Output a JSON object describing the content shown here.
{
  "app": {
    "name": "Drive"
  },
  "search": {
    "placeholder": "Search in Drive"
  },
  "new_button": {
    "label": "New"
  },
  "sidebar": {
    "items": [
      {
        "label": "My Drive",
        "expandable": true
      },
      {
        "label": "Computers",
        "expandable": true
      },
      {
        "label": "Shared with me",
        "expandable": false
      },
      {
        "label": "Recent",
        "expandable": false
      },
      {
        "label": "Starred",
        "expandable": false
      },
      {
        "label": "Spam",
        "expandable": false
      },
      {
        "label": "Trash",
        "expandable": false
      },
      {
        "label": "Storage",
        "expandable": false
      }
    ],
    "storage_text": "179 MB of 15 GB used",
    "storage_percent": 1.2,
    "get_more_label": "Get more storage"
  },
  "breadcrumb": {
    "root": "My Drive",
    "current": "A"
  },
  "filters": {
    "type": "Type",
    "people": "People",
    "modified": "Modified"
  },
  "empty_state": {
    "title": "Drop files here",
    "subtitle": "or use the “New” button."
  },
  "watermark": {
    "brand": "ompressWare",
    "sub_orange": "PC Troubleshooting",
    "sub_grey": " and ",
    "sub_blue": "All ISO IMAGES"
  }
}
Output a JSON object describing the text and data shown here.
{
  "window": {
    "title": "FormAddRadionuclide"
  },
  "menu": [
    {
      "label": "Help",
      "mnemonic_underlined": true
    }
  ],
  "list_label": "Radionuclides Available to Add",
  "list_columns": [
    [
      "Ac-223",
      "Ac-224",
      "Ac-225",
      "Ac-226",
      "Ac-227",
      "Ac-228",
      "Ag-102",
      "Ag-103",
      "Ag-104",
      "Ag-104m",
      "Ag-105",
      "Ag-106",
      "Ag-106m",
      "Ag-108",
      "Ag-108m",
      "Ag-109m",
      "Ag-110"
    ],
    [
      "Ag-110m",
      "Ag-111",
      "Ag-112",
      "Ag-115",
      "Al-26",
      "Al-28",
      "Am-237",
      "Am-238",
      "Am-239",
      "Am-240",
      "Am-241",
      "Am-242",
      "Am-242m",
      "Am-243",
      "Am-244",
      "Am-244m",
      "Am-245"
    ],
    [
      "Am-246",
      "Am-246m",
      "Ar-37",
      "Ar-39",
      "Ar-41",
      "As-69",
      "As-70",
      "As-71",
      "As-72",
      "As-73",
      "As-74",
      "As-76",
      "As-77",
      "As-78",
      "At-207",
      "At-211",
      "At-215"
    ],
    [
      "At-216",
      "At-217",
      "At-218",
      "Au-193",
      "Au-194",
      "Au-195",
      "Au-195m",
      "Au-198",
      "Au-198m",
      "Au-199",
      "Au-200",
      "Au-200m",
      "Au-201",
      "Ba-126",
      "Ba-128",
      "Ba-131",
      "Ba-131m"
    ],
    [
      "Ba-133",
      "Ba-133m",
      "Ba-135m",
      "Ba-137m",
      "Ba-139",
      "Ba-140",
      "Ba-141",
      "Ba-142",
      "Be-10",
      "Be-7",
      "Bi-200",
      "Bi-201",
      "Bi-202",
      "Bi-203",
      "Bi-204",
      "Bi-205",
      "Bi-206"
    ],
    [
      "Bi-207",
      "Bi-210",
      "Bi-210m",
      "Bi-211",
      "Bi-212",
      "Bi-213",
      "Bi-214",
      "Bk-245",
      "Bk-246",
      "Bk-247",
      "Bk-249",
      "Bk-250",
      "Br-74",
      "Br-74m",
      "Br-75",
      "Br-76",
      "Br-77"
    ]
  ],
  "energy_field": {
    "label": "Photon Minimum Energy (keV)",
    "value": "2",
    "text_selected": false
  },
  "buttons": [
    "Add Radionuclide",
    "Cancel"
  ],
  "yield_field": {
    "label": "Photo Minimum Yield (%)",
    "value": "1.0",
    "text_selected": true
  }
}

**WHAT THE EXERCISE ASKS**: Extract each line from the entries above that contains the string "object".

**THE REPLY**:
Output a JSON object describing the content shown here.
Output a JSON object describing the text and data shown here.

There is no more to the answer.